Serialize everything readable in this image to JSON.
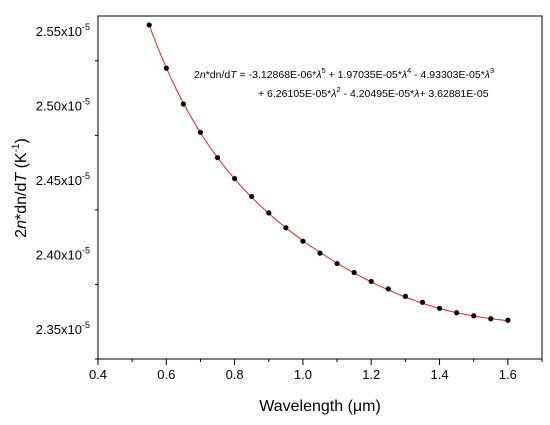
{
  "chart_data": {
    "type": "scatter",
    "title": "",
    "xlabel": "Wavelength (μm)",
    "ylabel": "2n*dn/dT (K⁻¹)",
    "xlim": [
      0.4,
      1.7
    ],
    "ylim": [
      2.33e-05,
      2.56e-05
    ],
    "x_ticks": [
      {
        "value": 0.4,
        "label": "0.4"
      },
      {
        "value": 0.6,
        "label": "0.6"
      },
      {
        "value": 0.8,
        "label": "0.8"
      },
      {
        "value": 1.0,
        "label": "1.0"
      },
      {
        "value": 1.2,
        "label": "1.2"
      },
      {
        "value": 1.4,
        "label": "1.4"
      },
      {
        "value": 1.6,
        "label": "1.6"
      }
    ],
    "y_ticks": [
      {
        "value": 2.35e-05,
        "label": "2.35x10",
        "exp": "-5"
      },
      {
        "value": 2.4e-05,
        "label": "2.40x10",
        "exp": "-5"
      },
      {
        "value": 2.45e-05,
        "label": "2.45x10",
        "exp": "-5"
      },
      {
        "value": 2.5e-05,
        "label": "2.50x10",
        "exp": "-5"
      },
      {
        "value": 2.55e-05,
        "label": "2.55x10",
        "exp": "-5"
      }
    ],
    "grid": false,
    "series": [
      {
        "color": "#000000",
        "x": [
          0.55,
          0.6,
          0.65,
          0.7,
          0.75,
          0.8,
          0.85,
          0.9,
          0.95,
          1.0,
          1.05,
          1.1,
          1.15,
          1.2,
          1.25,
          1.3,
          1.35,
          1.4,
          1.45,
          1.5,
          1.55,
          1.6
        ],
        "y": [
          2.554e-05,
          2.525e-05,
          2.501e-05,
          2.482e-05,
          2.465e-05,
          2.451e-05,
          2.439e-05,
          2.428e-05,
          2.418e-05,
          2.409e-05,
          2.401e-05,
          2.394e-05,
          2.388e-05,
          2.382e-05,
          2.377e-05,
          2.372e-05,
          2.368e-05,
          2.364e-05,
          2.361e-05,
          2.359e-05,
          2.357e-05,
          2.356e-05
        ]
      }
    ],
    "fit": {
      "color": "#e0241b",
      "coefficients": [
        -3.12868e-06,
        1.97035e-05,
        -4.93303e-05,
        6.26105e-05,
        -4.20495e-05,
        3.62881e-05
      ]
    },
    "annotation": {
      "line1_lhs_a": "2",
      "line1_lhs_n": "n",
      "line1_lhs_b": "*dn/d",
      "line1_lhs_T": "T",
      "line1_rhs": " = -3.12868E-06*",
      "lambda": "λ",
      "sup5": "5",
      "t2": " + 1.97035E-05*",
      "sup4": "4",
      "t3": " - 4.93303E-05*",
      "sup3": "3",
      "l2a": "+ 6.26105E-05*",
      "sup2": "2",
      "l2b": " - 4.20495E-05*",
      "l2c": "+ 3.62881E-05"
    }
  }
}
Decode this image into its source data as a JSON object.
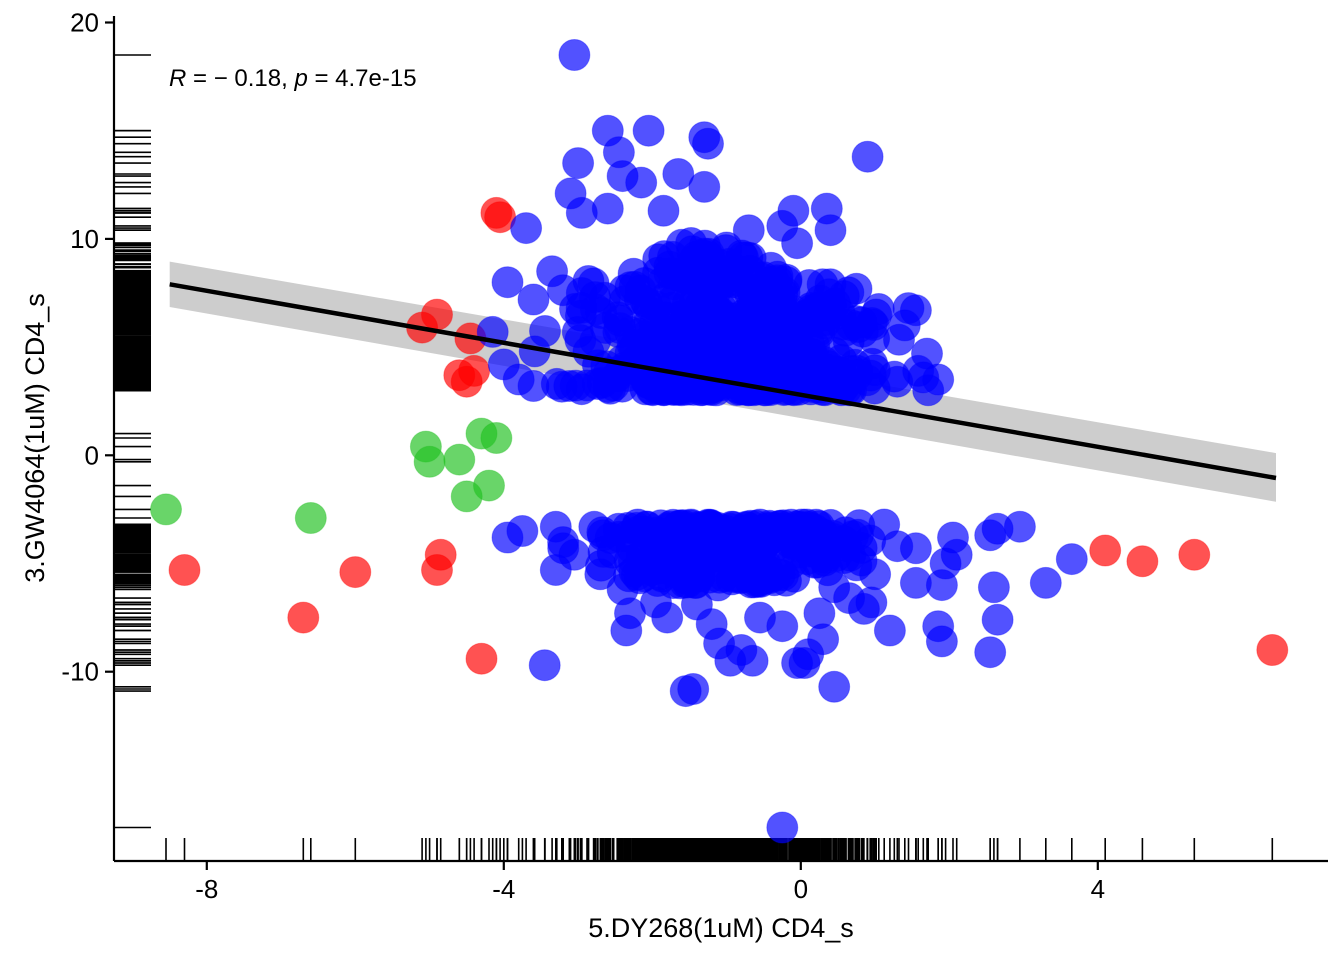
{
  "chart_data": {
    "type": "scatter",
    "title": "",
    "xlabel": "5.DY268(1uM) CD4_s",
    "ylabel": "3.GW4064(1uM) CD4_s",
    "xlim": [
      -9.25,
      7.1
    ],
    "ylim": [
      -18.75,
      20.3
    ],
    "x_ticks": [
      -8,
      -4,
      0,
      4
    ],
    "y_ticks": [
      20,
      10,
      0,
      -10
    ],
    "x_tick_labels": [
      "-8",
      "-4",
      "0",
      "4"
    ],
    "y_tick_labels": [
      "20",
      "10",
      "0",
      "-10"
    ],
    "grid": false,
    "legend": "none",
    "annotation": {
      "r_symbol": "R",
      "r_text": " = − 0.18, ",
      "p_symbol": "p",
      "p_text": " = 4.7e-15"
    },
    "colors": {
      "main": "#0000ff",
      "outlier": "#ff0000",
      "mid": "#22c122",
      "fit": "#000000",
      "band": "#c8c8c8"
    },
    "regression": {
      "x": [
        -8.5,
        6.4
      ],
      "y": [
        7.9,
        -1.05
      ],
      "ci_lower": [
        6.85,
        -2.15
      ],
      "ci_upper": [
        8.95,
        0.1
      ]
    },
    "series": [
      {
        "color": "#ff0000",
        "points": [
          [
            -8.3,
            -5.3
          ],
          [
            -6.7,
            -7.5
          ],
          [
            -6.0,
            -5.4
          ],
          [
            -5.1,
            5.9
          ],
          [
            -4.9,
            6.5
          ],
          [
            -4.85,
            -4.6
          ],
          [
            -4.9,
            -5.3
          ],
          [
            -4.6,
            3.7
          ],
          [
            -4.5,
            3.4
          ],
          [
            -4.4,
            3.9
          ],
          [
            -4.45,
            5.4
          ],
          [
            -4.3,
            -9.4
          ],
          [
            -4.1,
            11.2
          ],
          [
            -4.05,
            11.0
          ],
          [
            4.1,
            -4.4
          ],
          [
            4.6,
            -4.9
          ],
          [
            5.3,
            -4.6
          ],
          [
            6.35,
            -9.0
          ]
        ]
      },
      {
        "color": "#22c122",
        "points": [
          [
            -8.55,
            -2.5
          ],
          [
            -6.6,
            -2.9
          ],
          [
            -5.05,
            0.4
          ],
          [
            -5.0,
            -0.3
          ],
          [
            -4.6,
            -0.2
          ],
          [
            -4.5,
            -1.9
          ],
          [
            -4.3,
            1.0
          ],
          [
            -4.1,
            0.8
          ],
          [
            -4.2,
            -1.4
          ]
        ]
      },
      {
        "color": "#0000ff",
        "points": [
          [
            -3.05,
            18.5
          ],
          [
            -2.6,
            15.0
          ],
          [
            -2.05,
            15.0
          ],
          [
            -2.45,
            14.0
          ],
          [
            -3.0,
            13.5
          ],
          [
            -2.4,
            12.9
          ],
          [
            -1.65,
            13.0
          ],
          [
            -1.3,
            14.7
          ],
          [
            -1.25,
            14.4
          ],
          [
            0.9,
            13.8
          ],
          [
            -3.1,
            12.1
          ],
          [
            -2.15,
            12.6
          ],
          [
            -1.3,
            12.4
          ],
          [
            -2.95,
            11.2
          ],
          [
            -2.6,
            11.4
          ],
          [
            -1.85,
            11.3
          ],
          [
            -0.1,
            11.3
          ],
          [
            0.35,
            11.4
          ],
          [
            0.4,
            10.4
          ],
          [
            -0.25,
            10.6
          ],
          [
            -0.7,
            10.4
          ],
          [
            -3.7,
            10.5
          ],
          [
            -1.0,
            9.6
          ],
          [
            -0.05,
            9.8
          ],
          [
            -3.95,
            8.0
          ],
          [
            -3.35,
            8.5
          ],
          [
            -2.95,
            7.5
          ],
          [
            -0.35,
            7.8
          ],
          [
            0.4,
            7.9
          ],
          [
            0.75,
            7.7
          ],
          [
            1.45,
            6.8
          ],
          [
            1.55,
            6.7
          ],
          [
            1.4,
            6.0
          ],
          [
            1.7,
            4.7
          ],
          [
            1.65,
            3.6
          ],
          [
            1.3,
            3.4
          ],
          [
            1.85,
            3.5
          ],
          [
            -3.6,
            7.2
          ],
          [
            -4.15,
            5.7
          ],
          [
            -4.0,
            4.2
          ],
          [
            -3.8,
            3.5
          ],
          [
            -3.6,
            3.2
          ],
          [
            -3.95,
            -3.8
          ],
          [
            -3.75,
            -3.5
          ],
          [
            -3.3,
            -3.3
          ],
          [
            -3.2,
            -4.3
          ],
          [
            -3.05,
            -4.6
          ],
          [
            -3.3,
            -5.3
          ],
          [
            -2.7,
            -5.5
          ],
          [
            -2.4,
            -6.2
          ],
          [
            -2.3,
            -7.3
          ],
          [
            -2.35,
            -8.1
          ],
          [
            -1.95,
            -6.8
          ],
          [
            -1.8,
            -7.5
          ],
          [
            -1.4,
            -6.9
          ],
          [
            -1.2,
            -7.8
          ],
          [
            -1.1,
            -8.7
          ],
          [
            -0.95,
            -9.5
          ],
          [
            -0.65,
            -9.5
          ],
          [
            -0.55,
            -7.5
          ],
          [
            -0.25,
            -7.9
          ],
          [
            0.05,
            -9.6
          ],
          [
            0.1,
            -9.2
          ],
          [
            0.3,
            -8.5
          ],
          [
            0.25,
            -7.3
          ],
          [
            0.45,
            -6.1
          ],
          [
            0.65,
            -6.6
          ],
          [
            0.95,
            -6.8
          ],
          [
            0.85,
            -7.1
          ],
          [
            1.2,
            -8.1
          ],
          [
            1.55,
            -5.9
          ],
          [
            1.85,
            -7.9
          ],
          [
            1.9,
            -8.6
          ],
          [
            1.9,
            -6.0
          ],
          [
            1.95,
            -5.0
          ],
          [
            2.1,
            -4.6
          ],
          [
            2.05,
            -3.8
          ],
          [
            2.55,
            -3.7
          ],
          [
            2.65,
            -3.4
          ],
          [
            2.95,
            -3.3
          ],
          [
            2.6,
            -6.1
          ],
          [
            2.65,
            -7.6
          ],
          [
            2.55,
            -9.1
          ],
          [
            3.3,
            -5.9
          ],
          [
            3.65,
            -4.8
          ],
          [
            -3.45,
            -9.7
          ],
          [
            -1.55,
            -10.9
          ],
          [
            -1.45,
            -10.8
          ],
          [
            0.45,
            -10.7
          ],
          [
            -0.25,
            -17.2
          ],
          [
            -0.05,
            -9.6
          ],
          [
            -0.8,
            -9.0
          ],
          [
            -0.5,
            -5.2
          ],
          [
            -0.2,
            -5.8
          ],
          [
            1.3,
            -4.2
          ],
          [
            1.55,
            -4.3
          ],
          [
            1.0,
            -5.5
          ]
        ]
      }
    ],
    "dense_clusters": [
      {
        "x_range": [
          -3.9,
          1.95
        ],
        "y_range": [
          3.0,
          10.1
        ],
        "density": "dense"
      },
      {
        "x_range": [
          -3.7,
          1.55
        ],
        "y_range": [
          -7.0,
          -3.2
        ],
        "density": "dense"
      }
    ],
    "x_rug_note": "rug marks along the x axis at x positions of all points",
    "y_rug_note": "rug marks along the y axis at y positions of all points"
  }
}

Stated goal: Filter the records above and return every line that holds the word "axis".

Exercise answer:
    "x_rug_note": "rug marks along the x axis at x positions of all points",
    "y_rug_note": "rug marks along the y axis at y positions of all points"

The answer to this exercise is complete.